Instructions for the task
The data below is to be returned in full and exactly.

Data excerpts
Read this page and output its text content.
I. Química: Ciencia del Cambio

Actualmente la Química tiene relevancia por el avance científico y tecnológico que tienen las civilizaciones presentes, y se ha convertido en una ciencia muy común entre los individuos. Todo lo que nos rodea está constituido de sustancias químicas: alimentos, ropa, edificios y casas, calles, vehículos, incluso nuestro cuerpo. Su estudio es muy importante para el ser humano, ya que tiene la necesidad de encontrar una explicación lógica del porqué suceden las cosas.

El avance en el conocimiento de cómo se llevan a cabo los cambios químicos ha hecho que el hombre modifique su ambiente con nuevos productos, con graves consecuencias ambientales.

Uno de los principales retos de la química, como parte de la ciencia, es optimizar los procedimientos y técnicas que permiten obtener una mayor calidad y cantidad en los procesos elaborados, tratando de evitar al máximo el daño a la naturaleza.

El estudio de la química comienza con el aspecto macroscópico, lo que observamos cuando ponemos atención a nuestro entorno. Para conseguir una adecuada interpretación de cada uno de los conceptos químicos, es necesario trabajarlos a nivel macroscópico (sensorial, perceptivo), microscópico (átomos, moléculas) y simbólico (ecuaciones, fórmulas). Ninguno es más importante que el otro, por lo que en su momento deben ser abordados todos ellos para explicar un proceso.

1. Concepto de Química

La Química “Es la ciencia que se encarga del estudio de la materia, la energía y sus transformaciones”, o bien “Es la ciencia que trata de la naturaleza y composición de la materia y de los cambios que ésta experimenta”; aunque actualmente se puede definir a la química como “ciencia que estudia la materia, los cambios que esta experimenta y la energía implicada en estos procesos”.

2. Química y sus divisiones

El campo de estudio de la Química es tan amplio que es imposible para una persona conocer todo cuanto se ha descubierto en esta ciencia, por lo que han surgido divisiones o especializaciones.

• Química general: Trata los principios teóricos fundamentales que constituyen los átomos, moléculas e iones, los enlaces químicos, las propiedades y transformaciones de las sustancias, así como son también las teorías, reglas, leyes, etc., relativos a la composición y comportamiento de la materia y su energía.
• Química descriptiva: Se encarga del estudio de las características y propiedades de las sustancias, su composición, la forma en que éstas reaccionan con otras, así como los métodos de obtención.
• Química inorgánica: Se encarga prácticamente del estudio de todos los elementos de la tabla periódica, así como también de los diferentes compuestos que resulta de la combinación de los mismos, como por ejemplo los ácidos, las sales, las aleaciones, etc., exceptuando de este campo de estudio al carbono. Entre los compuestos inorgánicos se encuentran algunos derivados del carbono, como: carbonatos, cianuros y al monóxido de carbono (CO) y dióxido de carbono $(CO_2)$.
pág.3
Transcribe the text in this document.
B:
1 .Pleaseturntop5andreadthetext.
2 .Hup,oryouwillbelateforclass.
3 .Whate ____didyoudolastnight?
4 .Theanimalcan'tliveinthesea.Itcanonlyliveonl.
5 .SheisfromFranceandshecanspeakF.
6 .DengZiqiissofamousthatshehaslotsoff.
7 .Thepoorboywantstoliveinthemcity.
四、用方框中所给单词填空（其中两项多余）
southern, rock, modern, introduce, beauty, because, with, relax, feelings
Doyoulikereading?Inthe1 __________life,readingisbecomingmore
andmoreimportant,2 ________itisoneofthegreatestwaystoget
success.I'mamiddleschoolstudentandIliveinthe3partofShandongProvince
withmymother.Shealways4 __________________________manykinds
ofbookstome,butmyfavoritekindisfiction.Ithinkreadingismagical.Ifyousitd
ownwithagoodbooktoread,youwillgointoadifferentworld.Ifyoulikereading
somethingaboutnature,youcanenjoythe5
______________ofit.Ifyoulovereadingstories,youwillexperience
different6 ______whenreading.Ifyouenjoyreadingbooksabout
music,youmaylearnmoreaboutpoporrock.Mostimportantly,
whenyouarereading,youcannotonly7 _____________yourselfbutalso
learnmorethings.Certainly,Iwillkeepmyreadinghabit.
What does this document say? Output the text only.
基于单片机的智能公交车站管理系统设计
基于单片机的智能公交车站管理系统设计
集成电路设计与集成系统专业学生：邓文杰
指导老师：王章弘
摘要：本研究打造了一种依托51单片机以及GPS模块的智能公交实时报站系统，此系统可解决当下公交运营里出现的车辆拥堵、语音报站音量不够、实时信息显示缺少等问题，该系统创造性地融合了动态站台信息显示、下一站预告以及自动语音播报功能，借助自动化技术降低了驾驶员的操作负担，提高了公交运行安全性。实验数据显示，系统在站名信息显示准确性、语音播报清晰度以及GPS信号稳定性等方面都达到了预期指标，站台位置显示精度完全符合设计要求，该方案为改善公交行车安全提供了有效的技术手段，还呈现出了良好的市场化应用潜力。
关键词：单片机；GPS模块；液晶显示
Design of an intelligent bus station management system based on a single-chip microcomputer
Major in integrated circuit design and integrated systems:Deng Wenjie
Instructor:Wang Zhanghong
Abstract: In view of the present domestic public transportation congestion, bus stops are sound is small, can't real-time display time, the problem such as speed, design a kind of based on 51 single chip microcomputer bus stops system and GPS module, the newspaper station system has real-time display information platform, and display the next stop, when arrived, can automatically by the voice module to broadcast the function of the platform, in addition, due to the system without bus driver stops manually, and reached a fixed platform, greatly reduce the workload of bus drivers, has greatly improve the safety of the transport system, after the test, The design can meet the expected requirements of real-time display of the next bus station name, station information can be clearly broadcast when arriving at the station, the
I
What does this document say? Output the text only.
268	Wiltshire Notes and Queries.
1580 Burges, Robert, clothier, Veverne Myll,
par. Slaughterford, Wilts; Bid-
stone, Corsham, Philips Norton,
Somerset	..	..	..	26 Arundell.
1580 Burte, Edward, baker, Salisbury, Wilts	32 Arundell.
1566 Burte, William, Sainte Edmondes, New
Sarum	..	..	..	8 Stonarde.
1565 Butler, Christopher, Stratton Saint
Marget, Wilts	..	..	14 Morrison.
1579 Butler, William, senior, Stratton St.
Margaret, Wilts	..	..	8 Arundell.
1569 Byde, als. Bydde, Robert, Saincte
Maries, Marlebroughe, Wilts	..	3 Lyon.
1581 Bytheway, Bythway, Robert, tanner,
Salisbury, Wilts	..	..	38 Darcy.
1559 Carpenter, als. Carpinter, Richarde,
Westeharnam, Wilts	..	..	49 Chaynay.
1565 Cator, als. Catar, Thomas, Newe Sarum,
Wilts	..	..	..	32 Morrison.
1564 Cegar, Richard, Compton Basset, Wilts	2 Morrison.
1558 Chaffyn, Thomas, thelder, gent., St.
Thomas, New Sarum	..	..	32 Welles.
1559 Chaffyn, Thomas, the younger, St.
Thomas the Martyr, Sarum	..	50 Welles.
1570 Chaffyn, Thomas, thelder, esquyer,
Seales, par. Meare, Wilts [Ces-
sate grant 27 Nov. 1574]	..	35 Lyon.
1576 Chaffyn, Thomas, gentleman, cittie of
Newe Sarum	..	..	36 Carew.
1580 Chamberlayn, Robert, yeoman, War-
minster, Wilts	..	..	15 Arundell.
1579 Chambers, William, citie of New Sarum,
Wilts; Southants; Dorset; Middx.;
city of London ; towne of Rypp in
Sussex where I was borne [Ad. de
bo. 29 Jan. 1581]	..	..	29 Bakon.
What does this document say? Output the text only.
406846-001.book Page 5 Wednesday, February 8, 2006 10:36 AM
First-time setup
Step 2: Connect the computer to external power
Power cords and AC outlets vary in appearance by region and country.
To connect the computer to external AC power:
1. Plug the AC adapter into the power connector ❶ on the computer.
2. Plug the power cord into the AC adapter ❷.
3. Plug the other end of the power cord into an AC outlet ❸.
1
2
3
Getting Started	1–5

Answer below
Read this page and output its text content.
I. Química: Ciencia del Cambio

Actualmente la Química tiene relevancia por el avance científico y tecnológico que tienen las civilizaciones presentes, y se ha convertido en una ciencia muy común entre los individuos. Todo lo que nos rodea está constituido de sustancias químicas: alimentos, ropa, edificios y casas, calles, vehículos, incluso nuestro cuerpo. Su estudio es muy importante para el ser humano, ya que tiene la necesidad de encontrar una explicación lógica del porqué suceden las cosas.

El avance en el conocimiento de cómo se llevan a cabo los cambios químicos ha hecho que el hombre modifique su ambiente con nuevos productos, con graves consecuencias ambientales.

Uno de los principales retos de la química, como parte de la ciencia, es optimizar los procedimientos y técnicas que permiten obtener una mayor calidad y cantidad en los procesos elaborados, tratando de evitar al máximo el daño a la naturaleza.

El estudio de la química comienza con el aspecto macroscópico, lo que observamos cuando ponemos atención a nuestro entorno. Para conseguir una adecuada interpretación de cada uno de los conceptos químicos, es necesario trabajarlos a nivel macroscópico (sensorial, perceptivo), microscópico (átomos, moléculas) y simbólico (ecuaciones, fórmulas). Ninguno es más importante que el otro, por lo que en su momento deben ser abordados todos ellos para explicar un proceso.

1. Concepto de Química

La Química “Es la ciencia que se encarga del estudio de la materia, la energía y sus transformaciones”, o bien “Es la ciencia que trata de la naturaleza y composición de la materia y de los cambios que ésta experimenta”; aunque actualmente se puede definir a la química como “ciencia que estudia la materia, los cambios que esta experimenta y la energía implicada en estos procesos”.

2. Química y sus divisiones

El campo de estudio de la Química es tan amplio que es imposible para una persona conocer todo cuanto se ha descubierto en esta ciencia, por lo que han surgido divisiones o especializaciones.

• Química general: Trata los principios teóricos fundamentales que constituyen los átomos, moléculas e iones, los enlaces químicos, las propiedades y transformaciones de las sustancias, así como son también las teorías, reglas, leyes, etc., relativos a la composición y comportamiento de la materia y su energía.
• Química descriptiva: Se encarga del estudio de las características y propiedades de las sustancias, su composición, la forma en que éstas reaccionan con otras, así como los métodos de obtención.
• Química inorgánica: Se encarga prácticamente del estudio de todos los elementos de la tabla periódica, así como también de los diferentes compuestos que resulta de la combinación de los mismos, como por ejemplo los ácidos, las sales, las aleaciones, etc., exceptuando de este campo de estudio al carbono. Entre los compuestos inorgánicos se encuentran algunos derivados del carbono, como: carbonatos, cianuros y al monóxido de carbono (CO) y dióxido de carbono $(CO_2)$.
pág.3
Transcribe the text in this document.
B:
1 .Pleaseturntop5andreadthetext.
2 .Hup,oryouwillbelateforclass.
3 .Whate ____didyoudolastnight?
4 .Theanimalcan'tliveinthesea.Itcanonlyliveonl.
5 .SheisfromFranceandshecanspeakF.
6 .DengZiqiissofamousthatshehaslotsoff.
7 .Thepoorboywantstoliveinthemcity.
四、用方框中所给单词填空（其中两项多余）
southern, rock, modern, introduce, beauty, because, with, relax, feelings
Doyoulikereading?Inthe1 __________life,readingisbecomingmore
andmoreimportant,2 ________itisoneofthegreatestwaystoget
success.I'mamiddleschoolstudentandIliveinthe3partofShandongProvince
withmymother.Shealways4 __________________________manykinds
ofbookstome,butmyfavoritekindisfiction.Ithinkreadingismagical.Ifyousitd
ownwithagoodbooktoread,youwillgointoadifferentworld.Ifyoulikereading
somethingaboutnature,youcanenjoythe5
______________ofit.Ifyoulovereadingstories,youwillexperience
different6 ______whenreading.Ifyouenjoyreadingbooksabout
music,youmaylearnmoreaboutpoporrock.Mostimportantly,
whenyouarereading,youcannotonly7 _____________yourselfbutalso
learnmorethings.Certainly,Iwillkeepmyreadinghabit.
What does this document say? Output the text only.
基于单片机的智能公交车站管理系统设计
基于单片机的智能公交车站管理系统设计
集成电路设计与集成系统专业学生：邓文杰
指导老师：王章弘
摘要：本研究打造了一种依托51单片机以及GPS模块的智能公交实时报站系统，此系统可解决当下公交运营里出现的车辆拥堵、语音报站音量不够、实时信息显示缺少等问题，该系统创造性地融合了动态站台信息显示、下一站预告以及自动语音播报功能，借助自动化技术降低了驾驶员的操作负担，提高了公交运行安全性。实验数据显示，系统在站名信息显示准确性、语音播报清晰度以及GPS信号稳定性等方面都达到了预期指标，站台位置显示精度完全符合设计要求，该方案为改善公交行车安全提供了有效的技术手段，还呈现出了良好的市场化应用潜力。
关键词：单片机；GPS模块；液晶显示
Design of an intelligent bus station management system based on a single-chip microcomputer
Major in integrated circuit design and integrated systems:Deng Wenjie
Instructor:Wang Zhanghong
Abstract: In view of the present domestic public transportation congestion, bus stops are sound is small, can't real-time display time, the problem such as speed, design a kind of based on 51 single chip microcomputer bus stops system and GPS module, the newspaper station system has real-time display information platform, and display the next stop, when arrived, can automatically by the voice module to broadcast the function of the platform, in addition, due to the system without bus driver stops manually, and reached a fixed platform, greatly reduce the workload of bus drivers, has greatly improve the safety of the transport system, after the test, The design can meet the expected requirements of real-time display of the next bus station name, station information can be clearly broadcast when arriving at the station, the
I
What does this document say? Output the text only.
268	Wiltshire Notes and Queries.
1580 Burges, Robert, clothier, Veverne Myll,
par. Slaughterford, Wilts; Bid-
stone, Corsham, Philips Norton,
Somerset	..	..	..	26 Arundell.
1580 Burte, Edward, baker, Salisbury, Wilts	32 Arundell.
1566 Burte, William, Sainte Edmondes, New
Sarum	..	..	..	8 Stonarde.
1565 Butler, Christopher, Stratton Saint
Marget, Wilts	..	..	14 Morrison.
1579 Butler, William, senior, Stratton St.
Margaret, Wilts	..	..	8 Arundell.
1569 Byde, als. Bydde, Robert, Saincte
Maries, Marlebroughe, Wilts	..	3 Lyon.
1581 Bytheway, Bythway, Robert, tanner,
Salisbury, Wilts	..	..	38 Darcy.
1559 Carpenter, als. Carpinter, Richarde,
Westeharnam, Wilts	..	..	49 Chaynay.
1565 Cator, als. Catar, Thomas, Newe Sarum,
Wilts	..	..	..	32 Morrison.
1564 Cegar, Richard, Compton Basset, Wilts	2 Morrison.
1558 Chaffyn, Thomas, thelder, gent., St.
Thomas, New Sarum	..	..	32 Welles.
1559 Chaffyn, Thomas, the younger, St.
Thomas the Martyr, Sarum	..	50 Welles.
1570 Chaffyn, Thomas, thelder, esquyer,
Seales, par. Meare, Wilts [Ces-
sate grant 27 Nov. 1574]	..	35 Lyon.
1576 Chaffyn, Thomas, gentleman, cittie of
Newe Sarum	..	..	36 Carew.
1580 Chamberlayn, Robert, yeoman, War-
minster, Wilts	..	..	15 Arundell.
1579 Chambers, William, citie of New Sarum,
Wilts; Southants; Dorset; Middx.;
city of London ; towne of Rypp in
Sussex where I was borne [Ad. de
bo. 29 Jan. 1581]	..	..	29 Bakon.
What does this document say? Output the text only.
406846-001.book Page 5 Wednesday, February 8, 2006 10:36 AM
First-time setup
Step 2: Connect the computer to external power
Power cords and AC outlets vary in appearance by region and country.
To connect the computer to external AC power:
1. Plug the AC adapter into the power connector ❶ on the computer.
2. Plug the power cord into the AC adapter ❷.
3. Plug the other end of the power cord into an AC outlet ❸.
1
2
3
Getting Started	1–5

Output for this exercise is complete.